-- START DATA SHOWN --
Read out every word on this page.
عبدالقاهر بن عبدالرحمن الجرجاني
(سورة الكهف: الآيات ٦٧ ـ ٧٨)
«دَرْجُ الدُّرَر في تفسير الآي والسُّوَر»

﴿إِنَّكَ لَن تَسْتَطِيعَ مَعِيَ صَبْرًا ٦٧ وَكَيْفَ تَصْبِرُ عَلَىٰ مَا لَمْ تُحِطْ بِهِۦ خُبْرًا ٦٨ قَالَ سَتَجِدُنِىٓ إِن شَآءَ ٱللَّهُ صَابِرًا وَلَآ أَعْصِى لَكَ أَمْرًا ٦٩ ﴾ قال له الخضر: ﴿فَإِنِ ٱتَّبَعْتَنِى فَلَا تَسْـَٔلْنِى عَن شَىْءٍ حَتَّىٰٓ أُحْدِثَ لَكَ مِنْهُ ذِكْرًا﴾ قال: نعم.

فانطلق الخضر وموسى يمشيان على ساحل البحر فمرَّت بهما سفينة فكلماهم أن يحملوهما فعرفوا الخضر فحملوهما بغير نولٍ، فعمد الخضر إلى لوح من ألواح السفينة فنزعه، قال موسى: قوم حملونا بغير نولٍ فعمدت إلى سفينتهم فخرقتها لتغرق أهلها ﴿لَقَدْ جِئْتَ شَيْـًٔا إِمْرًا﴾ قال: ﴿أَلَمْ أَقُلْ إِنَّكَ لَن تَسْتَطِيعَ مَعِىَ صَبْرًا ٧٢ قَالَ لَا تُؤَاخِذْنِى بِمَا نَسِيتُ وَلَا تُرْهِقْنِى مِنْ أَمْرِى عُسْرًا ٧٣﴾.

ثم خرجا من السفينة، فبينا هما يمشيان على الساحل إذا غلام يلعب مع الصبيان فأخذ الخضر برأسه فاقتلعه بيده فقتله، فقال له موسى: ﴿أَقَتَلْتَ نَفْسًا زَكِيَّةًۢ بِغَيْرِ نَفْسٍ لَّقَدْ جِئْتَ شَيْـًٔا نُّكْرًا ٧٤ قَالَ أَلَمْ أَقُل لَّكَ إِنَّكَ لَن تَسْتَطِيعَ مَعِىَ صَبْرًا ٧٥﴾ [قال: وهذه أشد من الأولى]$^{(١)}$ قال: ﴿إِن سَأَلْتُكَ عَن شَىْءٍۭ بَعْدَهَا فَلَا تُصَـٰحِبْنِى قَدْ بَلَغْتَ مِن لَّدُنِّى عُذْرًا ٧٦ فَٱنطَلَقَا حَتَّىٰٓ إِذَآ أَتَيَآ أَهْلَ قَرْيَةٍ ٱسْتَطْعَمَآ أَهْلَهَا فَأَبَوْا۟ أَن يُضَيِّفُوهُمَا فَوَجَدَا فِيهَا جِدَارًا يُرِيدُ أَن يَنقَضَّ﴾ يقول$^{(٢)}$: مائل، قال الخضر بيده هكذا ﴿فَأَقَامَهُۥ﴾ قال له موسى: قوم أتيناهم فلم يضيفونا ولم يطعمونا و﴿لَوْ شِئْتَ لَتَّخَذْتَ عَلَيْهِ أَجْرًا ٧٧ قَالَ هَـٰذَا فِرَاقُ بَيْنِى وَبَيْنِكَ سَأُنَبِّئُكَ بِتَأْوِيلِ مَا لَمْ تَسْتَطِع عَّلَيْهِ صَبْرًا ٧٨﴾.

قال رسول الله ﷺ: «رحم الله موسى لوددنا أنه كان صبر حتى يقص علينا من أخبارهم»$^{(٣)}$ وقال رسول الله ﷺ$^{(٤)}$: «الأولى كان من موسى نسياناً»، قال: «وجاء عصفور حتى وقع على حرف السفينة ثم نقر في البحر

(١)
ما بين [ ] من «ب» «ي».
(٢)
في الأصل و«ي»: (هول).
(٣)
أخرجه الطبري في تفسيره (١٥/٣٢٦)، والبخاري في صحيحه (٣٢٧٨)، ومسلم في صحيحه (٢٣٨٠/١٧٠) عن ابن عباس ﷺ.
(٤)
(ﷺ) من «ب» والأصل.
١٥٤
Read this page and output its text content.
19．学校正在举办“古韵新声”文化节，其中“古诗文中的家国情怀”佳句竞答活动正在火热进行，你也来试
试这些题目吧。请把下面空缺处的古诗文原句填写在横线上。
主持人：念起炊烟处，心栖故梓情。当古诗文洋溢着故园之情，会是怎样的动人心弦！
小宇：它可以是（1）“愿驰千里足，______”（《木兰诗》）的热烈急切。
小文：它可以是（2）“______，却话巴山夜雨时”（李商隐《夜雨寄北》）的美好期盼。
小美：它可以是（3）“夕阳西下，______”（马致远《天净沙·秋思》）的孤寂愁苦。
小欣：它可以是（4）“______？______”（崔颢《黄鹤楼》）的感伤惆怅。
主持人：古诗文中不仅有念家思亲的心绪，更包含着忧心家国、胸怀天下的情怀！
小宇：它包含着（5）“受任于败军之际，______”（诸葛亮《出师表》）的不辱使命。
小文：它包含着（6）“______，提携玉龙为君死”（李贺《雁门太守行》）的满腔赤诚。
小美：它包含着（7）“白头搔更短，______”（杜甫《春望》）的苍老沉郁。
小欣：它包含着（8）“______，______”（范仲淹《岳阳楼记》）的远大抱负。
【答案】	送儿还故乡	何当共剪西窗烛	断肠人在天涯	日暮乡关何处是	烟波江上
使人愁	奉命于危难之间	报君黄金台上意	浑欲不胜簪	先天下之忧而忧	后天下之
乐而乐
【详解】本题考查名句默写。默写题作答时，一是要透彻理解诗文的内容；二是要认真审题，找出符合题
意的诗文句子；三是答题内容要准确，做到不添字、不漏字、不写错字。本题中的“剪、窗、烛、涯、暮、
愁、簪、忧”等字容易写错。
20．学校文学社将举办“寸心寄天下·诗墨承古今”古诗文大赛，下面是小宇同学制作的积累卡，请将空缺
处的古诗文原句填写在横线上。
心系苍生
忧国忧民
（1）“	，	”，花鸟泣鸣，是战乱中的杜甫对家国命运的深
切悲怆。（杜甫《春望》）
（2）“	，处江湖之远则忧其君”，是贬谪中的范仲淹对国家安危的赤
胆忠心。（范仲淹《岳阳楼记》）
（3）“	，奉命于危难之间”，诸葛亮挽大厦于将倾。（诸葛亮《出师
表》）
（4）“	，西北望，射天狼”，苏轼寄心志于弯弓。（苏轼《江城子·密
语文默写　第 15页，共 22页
-- END DATA SHOWN --
# [WORK TO DO]
Take every line from the data that contains the word "page".

# [EXERCISE SOLUTION]
Read out every word on this page.
Read this page and output its text content.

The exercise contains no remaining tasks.